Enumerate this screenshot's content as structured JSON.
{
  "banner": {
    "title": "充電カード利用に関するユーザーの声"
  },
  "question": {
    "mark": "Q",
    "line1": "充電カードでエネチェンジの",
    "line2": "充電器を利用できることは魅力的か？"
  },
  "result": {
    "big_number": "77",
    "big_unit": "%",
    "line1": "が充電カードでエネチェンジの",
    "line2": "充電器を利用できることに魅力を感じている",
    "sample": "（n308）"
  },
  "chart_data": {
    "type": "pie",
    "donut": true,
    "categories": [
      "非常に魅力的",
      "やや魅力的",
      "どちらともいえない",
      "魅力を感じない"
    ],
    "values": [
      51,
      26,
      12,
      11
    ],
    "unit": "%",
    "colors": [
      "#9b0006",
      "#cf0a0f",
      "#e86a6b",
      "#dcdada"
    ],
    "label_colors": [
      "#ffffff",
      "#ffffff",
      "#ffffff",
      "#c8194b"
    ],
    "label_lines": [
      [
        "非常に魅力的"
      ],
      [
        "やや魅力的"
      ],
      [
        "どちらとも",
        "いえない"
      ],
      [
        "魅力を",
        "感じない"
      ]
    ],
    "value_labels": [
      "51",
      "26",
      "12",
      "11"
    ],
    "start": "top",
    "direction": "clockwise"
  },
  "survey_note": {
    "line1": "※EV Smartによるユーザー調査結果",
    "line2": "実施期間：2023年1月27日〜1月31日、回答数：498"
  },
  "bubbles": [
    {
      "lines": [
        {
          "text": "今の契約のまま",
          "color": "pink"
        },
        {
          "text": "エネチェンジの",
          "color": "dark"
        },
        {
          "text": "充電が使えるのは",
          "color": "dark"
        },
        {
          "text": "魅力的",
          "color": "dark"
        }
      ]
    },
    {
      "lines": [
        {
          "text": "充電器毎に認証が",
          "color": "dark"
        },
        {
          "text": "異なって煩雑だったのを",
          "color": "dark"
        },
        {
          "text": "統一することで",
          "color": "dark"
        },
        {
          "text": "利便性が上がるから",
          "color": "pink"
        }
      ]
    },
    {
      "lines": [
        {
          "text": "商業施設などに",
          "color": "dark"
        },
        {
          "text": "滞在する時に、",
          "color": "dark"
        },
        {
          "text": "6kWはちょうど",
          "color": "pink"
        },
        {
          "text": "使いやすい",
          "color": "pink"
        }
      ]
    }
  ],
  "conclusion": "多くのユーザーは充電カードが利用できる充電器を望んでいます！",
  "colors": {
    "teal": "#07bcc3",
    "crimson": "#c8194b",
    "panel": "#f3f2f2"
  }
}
::::::::
EXERCISE BRIEF:
Output every entry shown above, exactly.

OUTPUT BELOW:
Enumerate this screenshot's content as structured JSON.
{
  "banner": {
    "title": "充電カード利用に関するユーザーの声"
  },
  "question": {
    "mark": "Q",
    "line1": "充電カードでエネチェンジの",
    "line2": "充電器を利用できることは魅力的か？"
  },
  "result": {
    "big_number": "77",
    "big_unit": "%",
    "line1": "が充電カードでエネチェンジの",
    "line2": "充電器を利用できることに魅力を感じている",
    "sample": "（n308）"
  },
  "chart_data": {
    "type": "pie",
    "donut": true,
    "categories": [
      "非常に魅力的",
      "やや魅力的",
      "どちらともいえない",
      "魅力を感じない"
    ],
    "values": [
      51,
      26,
      12,
      11
    ],
    "unit": "%",
    "colors": [
      "#9b0006",
      "#cf0a0f",
      "#e86a6b",
      "#dcdada"
    ],
    "label_colors": [
      "#ffffff",
      "#ffffff",
      "#ffffff",
      "#c8194b"
    ],
    "label_lines": [
      [
        "非常に魅力的"
      ],
      [
        "やや魅力的"
      ],
      [
        "どちらとも",
        "いえない"
      ],
      [
        "魅力を",
        "感じない"
      ]
    ],
    "value_labels": [
      "51",
      "26",
      "12",
      "11"
    ],
    "start": "top",
    "direction": "clockwise"
  },
  "survey_note": {
    "line1": "※EV Smartによるユーザー調査結果",
    "line2": "実施期間：2023年1月27日〜1月31日、回答数：498"
  },
  "bubbles": [
    {
      "lines": [
        {
          "text": "今の契約のまま",
          "color": "pink"
        },
        {
          "text": "エネチェンジの",
          "color": "dark"
        },
        {
          "text": "充電が使えるのは",
          "color": "dark"
        },
        {
          "text": "魅力的",
          "color": "dark"
        }
      ]
    },
    {
      "lines": [
        {
          "text": "充電器毎に認証が",
          "color": "dark"
        },
        {
          "text": "異なって煩雑だったのを",
          "color": "dark"
        },
        {
          "text": "統一することで",
          "color": "dark"
        },
        {
          "text": "利便性が上がるから",
          "color": "pink"
        }
      ]
    },
    {
      "lines": [
        {
          "text": "商業施設などに",
          "color": "dark"
        },
        {
          "text": "滞在する時に、",
          "color": "dark"
        },
        {
          "text": "6kWはちょうど",
          "color": "pink"
        },
        {
          "text": "使いやすい",
          "color": "pink"
        }
      ]
    }
  ],
  "conclusion": "多くのユーザーは充電カードが利用できる充電器を望んでいます！",
  "colors": {
    "teal": "#07bcc3",
    "crimson": "#c8194b",
    "panel": "#f3f2f2"
  }
}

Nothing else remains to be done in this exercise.